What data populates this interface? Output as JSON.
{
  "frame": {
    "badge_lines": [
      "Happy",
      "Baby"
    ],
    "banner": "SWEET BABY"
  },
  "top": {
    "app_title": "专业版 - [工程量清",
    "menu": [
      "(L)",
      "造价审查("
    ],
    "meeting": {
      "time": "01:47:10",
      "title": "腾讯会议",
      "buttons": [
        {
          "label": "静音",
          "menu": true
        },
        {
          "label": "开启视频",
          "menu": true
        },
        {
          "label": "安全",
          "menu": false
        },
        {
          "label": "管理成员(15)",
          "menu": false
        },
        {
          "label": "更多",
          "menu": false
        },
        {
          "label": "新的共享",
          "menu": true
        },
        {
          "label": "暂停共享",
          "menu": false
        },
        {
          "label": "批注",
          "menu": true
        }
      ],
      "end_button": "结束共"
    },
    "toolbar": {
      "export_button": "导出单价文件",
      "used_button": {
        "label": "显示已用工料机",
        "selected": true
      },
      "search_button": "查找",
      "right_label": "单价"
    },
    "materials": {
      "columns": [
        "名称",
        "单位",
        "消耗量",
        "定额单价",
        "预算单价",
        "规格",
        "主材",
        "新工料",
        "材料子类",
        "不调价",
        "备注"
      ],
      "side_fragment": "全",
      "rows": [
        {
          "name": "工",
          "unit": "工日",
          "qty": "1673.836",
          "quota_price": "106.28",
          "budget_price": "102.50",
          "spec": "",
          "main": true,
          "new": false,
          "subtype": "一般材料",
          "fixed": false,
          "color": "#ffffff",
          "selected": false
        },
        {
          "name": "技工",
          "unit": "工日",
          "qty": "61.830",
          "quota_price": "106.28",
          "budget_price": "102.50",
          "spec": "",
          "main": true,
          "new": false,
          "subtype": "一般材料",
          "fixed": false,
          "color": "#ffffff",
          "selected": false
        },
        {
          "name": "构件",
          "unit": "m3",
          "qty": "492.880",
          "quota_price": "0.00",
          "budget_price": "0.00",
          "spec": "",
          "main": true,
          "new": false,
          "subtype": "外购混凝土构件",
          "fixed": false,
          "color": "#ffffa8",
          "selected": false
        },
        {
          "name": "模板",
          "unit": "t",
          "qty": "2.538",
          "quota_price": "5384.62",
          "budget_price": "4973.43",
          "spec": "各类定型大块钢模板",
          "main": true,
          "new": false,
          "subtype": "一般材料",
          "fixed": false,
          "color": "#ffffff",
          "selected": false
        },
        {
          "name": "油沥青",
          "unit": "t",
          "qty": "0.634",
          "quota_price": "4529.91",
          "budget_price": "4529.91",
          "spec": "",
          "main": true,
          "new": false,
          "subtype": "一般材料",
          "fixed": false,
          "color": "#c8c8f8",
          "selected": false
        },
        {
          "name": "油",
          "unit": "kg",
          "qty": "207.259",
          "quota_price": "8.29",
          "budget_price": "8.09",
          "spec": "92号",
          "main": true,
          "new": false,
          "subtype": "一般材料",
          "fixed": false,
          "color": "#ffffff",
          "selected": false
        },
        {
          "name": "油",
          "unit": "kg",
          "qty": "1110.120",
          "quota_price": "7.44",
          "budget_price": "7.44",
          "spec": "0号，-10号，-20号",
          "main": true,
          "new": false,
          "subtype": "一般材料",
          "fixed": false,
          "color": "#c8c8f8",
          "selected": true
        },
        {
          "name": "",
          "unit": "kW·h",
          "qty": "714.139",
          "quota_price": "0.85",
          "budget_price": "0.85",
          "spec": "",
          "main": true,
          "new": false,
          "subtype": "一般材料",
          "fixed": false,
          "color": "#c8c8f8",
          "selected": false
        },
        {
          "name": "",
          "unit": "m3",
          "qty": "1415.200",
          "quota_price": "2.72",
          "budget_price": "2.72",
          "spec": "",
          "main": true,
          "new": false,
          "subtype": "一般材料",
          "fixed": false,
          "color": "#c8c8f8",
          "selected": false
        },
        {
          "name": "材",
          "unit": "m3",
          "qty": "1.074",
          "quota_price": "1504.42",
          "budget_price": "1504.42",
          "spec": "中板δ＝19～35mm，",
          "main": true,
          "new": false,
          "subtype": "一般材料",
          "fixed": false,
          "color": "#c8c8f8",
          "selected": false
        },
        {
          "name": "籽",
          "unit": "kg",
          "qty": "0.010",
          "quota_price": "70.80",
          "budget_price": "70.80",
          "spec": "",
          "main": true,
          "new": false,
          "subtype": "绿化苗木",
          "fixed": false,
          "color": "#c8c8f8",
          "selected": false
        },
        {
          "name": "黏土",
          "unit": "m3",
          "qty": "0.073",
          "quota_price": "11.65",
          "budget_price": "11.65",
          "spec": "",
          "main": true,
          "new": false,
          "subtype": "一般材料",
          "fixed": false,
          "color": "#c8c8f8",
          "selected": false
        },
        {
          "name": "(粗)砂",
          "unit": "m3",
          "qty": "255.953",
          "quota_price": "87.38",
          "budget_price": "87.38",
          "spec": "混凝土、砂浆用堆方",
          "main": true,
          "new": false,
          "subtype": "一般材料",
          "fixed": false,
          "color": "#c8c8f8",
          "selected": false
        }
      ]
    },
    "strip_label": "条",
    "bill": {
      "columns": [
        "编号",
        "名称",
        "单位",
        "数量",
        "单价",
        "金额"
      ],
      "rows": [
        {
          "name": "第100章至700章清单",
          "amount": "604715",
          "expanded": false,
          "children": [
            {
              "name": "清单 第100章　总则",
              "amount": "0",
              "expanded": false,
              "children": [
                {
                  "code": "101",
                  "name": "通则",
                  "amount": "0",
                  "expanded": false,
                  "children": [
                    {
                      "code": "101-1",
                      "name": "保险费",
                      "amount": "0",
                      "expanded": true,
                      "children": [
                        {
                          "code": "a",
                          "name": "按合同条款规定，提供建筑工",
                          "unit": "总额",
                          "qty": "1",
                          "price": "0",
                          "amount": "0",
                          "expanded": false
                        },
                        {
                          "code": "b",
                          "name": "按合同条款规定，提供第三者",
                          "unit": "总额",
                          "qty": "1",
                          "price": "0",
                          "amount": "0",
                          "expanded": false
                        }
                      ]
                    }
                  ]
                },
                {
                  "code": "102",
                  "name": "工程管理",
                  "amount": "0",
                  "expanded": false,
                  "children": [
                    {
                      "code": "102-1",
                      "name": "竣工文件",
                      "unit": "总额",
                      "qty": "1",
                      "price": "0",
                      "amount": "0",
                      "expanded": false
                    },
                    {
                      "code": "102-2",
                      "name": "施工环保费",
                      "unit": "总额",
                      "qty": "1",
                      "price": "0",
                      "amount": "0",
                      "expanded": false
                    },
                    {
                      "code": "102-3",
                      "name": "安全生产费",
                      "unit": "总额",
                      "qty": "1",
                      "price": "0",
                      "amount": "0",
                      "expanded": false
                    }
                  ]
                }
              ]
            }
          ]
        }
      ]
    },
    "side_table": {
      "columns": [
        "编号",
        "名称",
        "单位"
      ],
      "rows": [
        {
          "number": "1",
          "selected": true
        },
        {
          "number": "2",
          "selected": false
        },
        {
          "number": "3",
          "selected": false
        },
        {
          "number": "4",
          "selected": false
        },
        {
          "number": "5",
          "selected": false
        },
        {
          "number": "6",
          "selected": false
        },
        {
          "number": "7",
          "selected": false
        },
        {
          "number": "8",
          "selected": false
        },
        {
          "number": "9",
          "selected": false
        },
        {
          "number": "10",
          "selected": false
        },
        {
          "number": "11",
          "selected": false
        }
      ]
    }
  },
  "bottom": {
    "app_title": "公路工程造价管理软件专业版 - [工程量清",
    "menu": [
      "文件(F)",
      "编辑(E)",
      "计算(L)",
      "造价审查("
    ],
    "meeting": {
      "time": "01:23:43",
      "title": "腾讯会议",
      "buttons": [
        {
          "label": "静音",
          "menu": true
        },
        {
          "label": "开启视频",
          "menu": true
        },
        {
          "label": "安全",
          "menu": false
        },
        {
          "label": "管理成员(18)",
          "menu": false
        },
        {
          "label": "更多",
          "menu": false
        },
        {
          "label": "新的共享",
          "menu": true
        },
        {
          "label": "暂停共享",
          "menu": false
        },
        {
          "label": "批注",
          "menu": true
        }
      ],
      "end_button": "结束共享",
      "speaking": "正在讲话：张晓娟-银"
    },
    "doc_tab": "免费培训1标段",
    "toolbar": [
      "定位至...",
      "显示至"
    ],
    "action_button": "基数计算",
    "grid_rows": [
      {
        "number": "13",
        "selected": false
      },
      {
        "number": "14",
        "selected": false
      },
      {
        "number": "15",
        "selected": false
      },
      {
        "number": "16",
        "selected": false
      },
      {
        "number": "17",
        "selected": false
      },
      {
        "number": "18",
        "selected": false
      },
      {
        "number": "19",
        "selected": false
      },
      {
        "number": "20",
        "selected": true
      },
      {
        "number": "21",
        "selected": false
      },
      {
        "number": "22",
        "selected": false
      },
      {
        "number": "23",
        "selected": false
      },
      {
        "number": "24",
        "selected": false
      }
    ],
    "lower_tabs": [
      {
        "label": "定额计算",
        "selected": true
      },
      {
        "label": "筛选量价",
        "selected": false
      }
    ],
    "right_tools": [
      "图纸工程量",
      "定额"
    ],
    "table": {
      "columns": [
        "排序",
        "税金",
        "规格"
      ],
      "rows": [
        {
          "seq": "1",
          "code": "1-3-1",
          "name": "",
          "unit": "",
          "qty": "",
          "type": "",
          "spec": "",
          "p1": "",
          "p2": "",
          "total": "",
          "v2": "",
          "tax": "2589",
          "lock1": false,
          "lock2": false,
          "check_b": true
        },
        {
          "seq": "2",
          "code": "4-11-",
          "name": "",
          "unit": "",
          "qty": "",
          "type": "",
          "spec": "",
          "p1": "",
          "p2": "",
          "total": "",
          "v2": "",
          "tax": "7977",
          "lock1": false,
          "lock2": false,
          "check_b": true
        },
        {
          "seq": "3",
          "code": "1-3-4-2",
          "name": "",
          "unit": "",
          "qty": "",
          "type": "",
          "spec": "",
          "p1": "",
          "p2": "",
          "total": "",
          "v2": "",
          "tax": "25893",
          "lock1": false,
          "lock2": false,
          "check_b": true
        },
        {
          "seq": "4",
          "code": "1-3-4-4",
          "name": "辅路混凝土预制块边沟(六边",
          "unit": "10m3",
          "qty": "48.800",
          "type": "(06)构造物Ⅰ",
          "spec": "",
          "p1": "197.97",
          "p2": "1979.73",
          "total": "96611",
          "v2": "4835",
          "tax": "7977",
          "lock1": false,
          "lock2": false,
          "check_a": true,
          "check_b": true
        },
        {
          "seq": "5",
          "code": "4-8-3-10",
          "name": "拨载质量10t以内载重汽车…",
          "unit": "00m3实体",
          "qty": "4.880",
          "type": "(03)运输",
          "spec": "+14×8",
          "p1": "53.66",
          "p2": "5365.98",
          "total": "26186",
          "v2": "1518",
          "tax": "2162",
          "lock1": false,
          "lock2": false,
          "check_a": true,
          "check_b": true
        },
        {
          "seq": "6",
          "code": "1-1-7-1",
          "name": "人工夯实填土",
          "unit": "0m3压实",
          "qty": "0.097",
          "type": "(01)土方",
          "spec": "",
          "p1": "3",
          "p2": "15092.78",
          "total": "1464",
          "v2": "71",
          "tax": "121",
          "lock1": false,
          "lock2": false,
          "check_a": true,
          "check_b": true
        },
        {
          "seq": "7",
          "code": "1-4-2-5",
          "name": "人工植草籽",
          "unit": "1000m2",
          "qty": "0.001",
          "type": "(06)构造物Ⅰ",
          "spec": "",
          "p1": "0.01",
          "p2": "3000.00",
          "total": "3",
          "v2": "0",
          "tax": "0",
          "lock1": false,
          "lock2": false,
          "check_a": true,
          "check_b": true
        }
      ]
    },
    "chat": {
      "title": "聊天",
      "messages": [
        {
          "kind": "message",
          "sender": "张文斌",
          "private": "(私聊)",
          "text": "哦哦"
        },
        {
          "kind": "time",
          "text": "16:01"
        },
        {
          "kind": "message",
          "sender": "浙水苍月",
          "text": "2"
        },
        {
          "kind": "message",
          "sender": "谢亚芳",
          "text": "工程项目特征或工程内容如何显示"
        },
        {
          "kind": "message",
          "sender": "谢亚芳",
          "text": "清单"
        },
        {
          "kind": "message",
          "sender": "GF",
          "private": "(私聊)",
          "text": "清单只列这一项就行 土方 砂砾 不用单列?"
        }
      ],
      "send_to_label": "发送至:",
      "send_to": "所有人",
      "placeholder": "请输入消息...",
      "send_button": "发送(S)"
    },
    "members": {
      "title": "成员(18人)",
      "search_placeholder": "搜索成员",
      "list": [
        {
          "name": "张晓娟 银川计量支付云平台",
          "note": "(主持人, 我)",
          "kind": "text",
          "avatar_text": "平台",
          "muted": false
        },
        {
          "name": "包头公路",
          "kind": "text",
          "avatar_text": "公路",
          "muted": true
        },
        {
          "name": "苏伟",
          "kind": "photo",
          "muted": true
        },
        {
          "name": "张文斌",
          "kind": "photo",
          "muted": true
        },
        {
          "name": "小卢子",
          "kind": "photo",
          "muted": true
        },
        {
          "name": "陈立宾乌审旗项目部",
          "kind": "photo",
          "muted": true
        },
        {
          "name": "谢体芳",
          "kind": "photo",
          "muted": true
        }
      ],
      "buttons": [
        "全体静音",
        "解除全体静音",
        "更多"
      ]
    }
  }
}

• Exercise prompt: How many of the listing's lines contain "total"? Respond with a single number and nothing else.

• Full response: 7